TASK DETAILS -> Go through the data below. List every line that holds the word "Projectors".

ENTRIES PROVIDED ->
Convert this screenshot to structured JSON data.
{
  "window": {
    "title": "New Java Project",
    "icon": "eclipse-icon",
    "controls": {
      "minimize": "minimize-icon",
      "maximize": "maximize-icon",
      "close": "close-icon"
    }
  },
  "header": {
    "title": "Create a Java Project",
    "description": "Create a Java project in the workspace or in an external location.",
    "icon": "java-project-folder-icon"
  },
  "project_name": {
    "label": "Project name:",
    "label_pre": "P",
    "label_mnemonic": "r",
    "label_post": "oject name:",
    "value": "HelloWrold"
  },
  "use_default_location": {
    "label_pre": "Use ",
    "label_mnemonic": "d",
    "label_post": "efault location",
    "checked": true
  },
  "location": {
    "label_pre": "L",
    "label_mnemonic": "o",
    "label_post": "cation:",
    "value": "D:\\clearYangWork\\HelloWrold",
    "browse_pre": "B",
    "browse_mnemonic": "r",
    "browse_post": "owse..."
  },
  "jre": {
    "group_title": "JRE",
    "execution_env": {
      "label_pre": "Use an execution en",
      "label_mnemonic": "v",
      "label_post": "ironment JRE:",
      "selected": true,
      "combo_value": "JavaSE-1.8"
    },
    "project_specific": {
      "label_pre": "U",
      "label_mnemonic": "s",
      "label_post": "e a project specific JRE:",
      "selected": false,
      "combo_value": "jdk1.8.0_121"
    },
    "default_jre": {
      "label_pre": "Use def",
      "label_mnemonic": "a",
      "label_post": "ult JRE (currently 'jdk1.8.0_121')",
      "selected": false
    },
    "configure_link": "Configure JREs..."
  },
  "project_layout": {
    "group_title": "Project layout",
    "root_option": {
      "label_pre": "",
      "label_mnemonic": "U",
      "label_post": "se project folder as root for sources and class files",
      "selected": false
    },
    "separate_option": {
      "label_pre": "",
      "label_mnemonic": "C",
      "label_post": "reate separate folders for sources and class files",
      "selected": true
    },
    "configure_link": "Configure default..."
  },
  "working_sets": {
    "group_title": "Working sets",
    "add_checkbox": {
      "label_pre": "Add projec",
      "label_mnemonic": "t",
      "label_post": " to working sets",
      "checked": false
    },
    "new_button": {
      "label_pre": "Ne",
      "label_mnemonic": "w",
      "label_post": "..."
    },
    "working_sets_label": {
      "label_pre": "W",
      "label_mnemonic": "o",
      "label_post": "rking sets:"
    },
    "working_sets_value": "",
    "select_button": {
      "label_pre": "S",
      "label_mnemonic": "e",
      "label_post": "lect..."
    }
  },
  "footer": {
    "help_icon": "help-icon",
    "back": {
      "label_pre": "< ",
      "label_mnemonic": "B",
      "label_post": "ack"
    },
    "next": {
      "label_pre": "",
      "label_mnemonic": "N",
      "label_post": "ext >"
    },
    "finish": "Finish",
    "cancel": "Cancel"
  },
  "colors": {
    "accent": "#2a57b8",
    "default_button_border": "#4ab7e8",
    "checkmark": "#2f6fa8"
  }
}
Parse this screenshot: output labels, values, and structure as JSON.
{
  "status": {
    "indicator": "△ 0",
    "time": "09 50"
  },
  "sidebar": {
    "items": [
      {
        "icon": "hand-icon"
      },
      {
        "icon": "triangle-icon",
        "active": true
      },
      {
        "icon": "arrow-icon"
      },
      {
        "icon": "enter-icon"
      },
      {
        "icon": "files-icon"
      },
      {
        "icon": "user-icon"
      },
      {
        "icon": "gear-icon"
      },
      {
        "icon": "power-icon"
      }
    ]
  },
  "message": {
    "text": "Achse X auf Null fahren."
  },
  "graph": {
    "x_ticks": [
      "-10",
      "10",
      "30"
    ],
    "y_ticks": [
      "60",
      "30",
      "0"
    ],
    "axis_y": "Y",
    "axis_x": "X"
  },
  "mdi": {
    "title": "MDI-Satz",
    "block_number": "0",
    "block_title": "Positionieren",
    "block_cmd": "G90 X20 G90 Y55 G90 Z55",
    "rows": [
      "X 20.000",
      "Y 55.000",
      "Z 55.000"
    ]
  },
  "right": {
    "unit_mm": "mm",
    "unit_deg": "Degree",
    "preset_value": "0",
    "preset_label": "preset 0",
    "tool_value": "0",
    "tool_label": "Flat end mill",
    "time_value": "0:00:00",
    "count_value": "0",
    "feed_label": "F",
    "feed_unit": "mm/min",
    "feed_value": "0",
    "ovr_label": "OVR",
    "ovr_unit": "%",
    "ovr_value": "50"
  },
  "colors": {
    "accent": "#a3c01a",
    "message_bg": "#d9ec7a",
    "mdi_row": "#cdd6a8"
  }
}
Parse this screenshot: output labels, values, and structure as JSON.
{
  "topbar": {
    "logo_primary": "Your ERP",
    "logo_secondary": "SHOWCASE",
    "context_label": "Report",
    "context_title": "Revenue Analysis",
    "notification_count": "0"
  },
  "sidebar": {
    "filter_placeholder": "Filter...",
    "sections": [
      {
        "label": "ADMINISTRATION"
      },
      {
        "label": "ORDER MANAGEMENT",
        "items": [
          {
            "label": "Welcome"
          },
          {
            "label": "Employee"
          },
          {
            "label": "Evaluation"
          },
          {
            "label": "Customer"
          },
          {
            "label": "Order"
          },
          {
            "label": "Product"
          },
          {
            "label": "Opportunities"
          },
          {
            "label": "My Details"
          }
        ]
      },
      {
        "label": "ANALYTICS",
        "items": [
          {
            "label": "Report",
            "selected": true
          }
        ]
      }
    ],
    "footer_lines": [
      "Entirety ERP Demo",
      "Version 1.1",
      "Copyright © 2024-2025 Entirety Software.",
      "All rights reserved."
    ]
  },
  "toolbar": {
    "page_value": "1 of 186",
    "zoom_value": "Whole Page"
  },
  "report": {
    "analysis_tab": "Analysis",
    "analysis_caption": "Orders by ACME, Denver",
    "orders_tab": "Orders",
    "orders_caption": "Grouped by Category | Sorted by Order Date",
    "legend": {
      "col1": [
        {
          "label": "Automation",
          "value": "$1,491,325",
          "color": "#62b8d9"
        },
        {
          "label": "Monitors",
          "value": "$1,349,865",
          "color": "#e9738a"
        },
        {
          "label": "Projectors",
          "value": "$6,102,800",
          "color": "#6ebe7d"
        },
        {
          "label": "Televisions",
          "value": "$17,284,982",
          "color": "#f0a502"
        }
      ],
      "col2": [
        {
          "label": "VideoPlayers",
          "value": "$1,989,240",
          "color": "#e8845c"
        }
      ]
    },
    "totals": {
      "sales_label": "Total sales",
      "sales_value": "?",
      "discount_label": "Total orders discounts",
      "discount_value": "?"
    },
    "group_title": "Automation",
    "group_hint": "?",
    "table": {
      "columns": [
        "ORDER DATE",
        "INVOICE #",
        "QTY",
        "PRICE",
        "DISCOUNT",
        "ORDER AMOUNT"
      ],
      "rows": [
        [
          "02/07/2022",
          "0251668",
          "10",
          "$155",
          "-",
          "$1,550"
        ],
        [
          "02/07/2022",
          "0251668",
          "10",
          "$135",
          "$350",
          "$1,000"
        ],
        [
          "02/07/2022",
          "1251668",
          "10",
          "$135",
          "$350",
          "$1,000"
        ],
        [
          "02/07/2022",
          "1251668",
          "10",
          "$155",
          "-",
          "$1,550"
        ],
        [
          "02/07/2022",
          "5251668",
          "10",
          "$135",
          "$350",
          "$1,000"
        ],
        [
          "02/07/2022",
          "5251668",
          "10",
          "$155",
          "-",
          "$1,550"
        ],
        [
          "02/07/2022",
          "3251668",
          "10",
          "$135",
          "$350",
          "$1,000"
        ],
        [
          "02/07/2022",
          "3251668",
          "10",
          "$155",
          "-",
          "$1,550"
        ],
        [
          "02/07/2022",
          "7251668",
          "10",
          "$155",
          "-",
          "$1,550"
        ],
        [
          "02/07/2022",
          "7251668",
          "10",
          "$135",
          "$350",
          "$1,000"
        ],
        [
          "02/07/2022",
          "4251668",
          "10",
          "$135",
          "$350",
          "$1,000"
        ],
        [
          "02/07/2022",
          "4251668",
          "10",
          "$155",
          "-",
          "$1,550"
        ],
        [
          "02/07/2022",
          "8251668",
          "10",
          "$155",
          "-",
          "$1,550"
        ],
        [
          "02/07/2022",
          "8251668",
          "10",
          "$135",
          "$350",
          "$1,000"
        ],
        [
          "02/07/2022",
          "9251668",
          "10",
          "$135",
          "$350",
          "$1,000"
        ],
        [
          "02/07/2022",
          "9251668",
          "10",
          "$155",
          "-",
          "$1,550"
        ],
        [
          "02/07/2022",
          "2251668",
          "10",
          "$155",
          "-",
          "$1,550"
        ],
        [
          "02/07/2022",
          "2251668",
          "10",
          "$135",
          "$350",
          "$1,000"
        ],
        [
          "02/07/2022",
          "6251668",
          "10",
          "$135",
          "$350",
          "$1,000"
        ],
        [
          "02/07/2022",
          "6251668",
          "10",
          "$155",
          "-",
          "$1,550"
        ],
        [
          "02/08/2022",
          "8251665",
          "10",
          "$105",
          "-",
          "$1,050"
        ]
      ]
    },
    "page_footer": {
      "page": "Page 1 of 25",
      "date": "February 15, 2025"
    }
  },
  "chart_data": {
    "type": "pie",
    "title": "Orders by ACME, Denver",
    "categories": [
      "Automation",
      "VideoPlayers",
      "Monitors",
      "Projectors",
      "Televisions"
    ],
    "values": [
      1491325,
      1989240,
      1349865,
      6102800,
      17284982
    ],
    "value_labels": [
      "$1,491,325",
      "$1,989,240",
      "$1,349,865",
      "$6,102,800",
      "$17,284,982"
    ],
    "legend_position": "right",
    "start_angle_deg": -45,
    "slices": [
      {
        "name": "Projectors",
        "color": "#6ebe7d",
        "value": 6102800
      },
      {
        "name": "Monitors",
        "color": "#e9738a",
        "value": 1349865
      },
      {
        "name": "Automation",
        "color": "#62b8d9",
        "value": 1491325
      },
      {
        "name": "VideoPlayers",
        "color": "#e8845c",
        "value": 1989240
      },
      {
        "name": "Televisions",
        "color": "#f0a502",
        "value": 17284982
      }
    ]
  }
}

EXERCISE RESULT ->
          "label": "Projectors",
      "Projectors",
        "name": "Projectors",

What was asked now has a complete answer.